»»

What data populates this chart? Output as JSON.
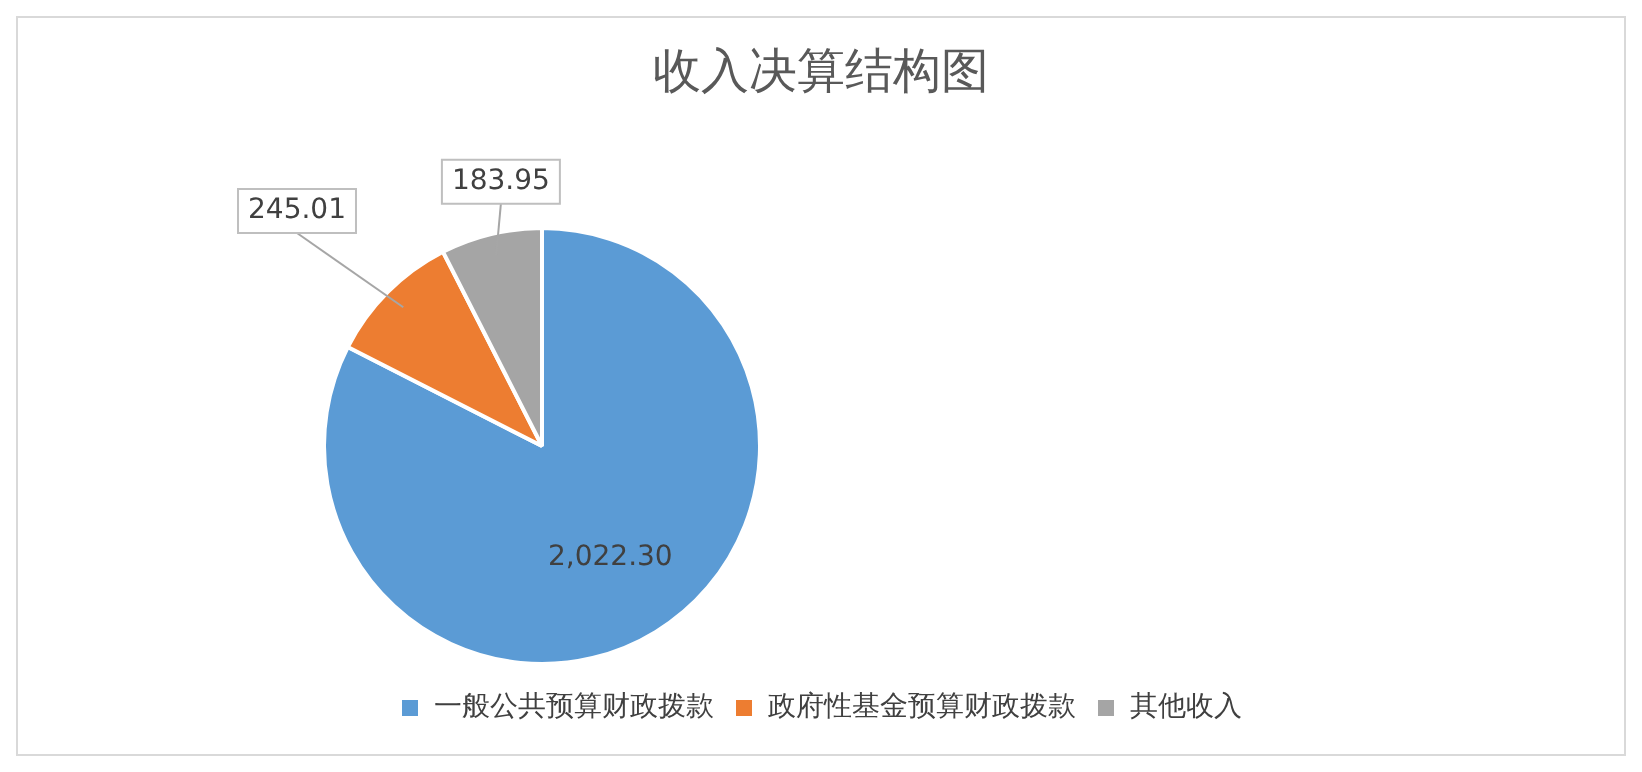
{
  "chart_data": {
    "type": "pie",
    "title": "收入决算结构图",
    "categories": [
      "一般公共预算财政拨款",
      "政府性基金预算财政拨款",
      "其他收入"
    ],
    "values": [
      2022.3,
      245.01,
      183.95
    ],
    "value_labels": [
      "2,022.30",
      "245.01",
      "183.95"
    ],
    "colors": [
      "#5b9bd5",
      "#ed7d31",
      "#a5a5a5"
    ],
    "legend": "bottom"
  }
}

««

Task goal: Your task is an exact transcription of all the data, minus the pictures.

The solution:
What data populates this chart? Output as JSON.
{
  "chart_data": {
    "type": "pie",
    "title": "收入决算结构图",
    "categories": [
      "一般公共预算财政拨款",
      "政府性基金预算财政拨款",
      "其他收入"
    ],
    "values": [
      2022.3,
      245.01,
      183.95
    ],
    "value_labels": [
      "2,022.30",
      "245.01",
      "183.95"
    ],
    "colors": [
      "#5b9bd5",
      "#ed7d31",
      "#a5a5a5"
    ],
    "legend": "bottom"
  }
}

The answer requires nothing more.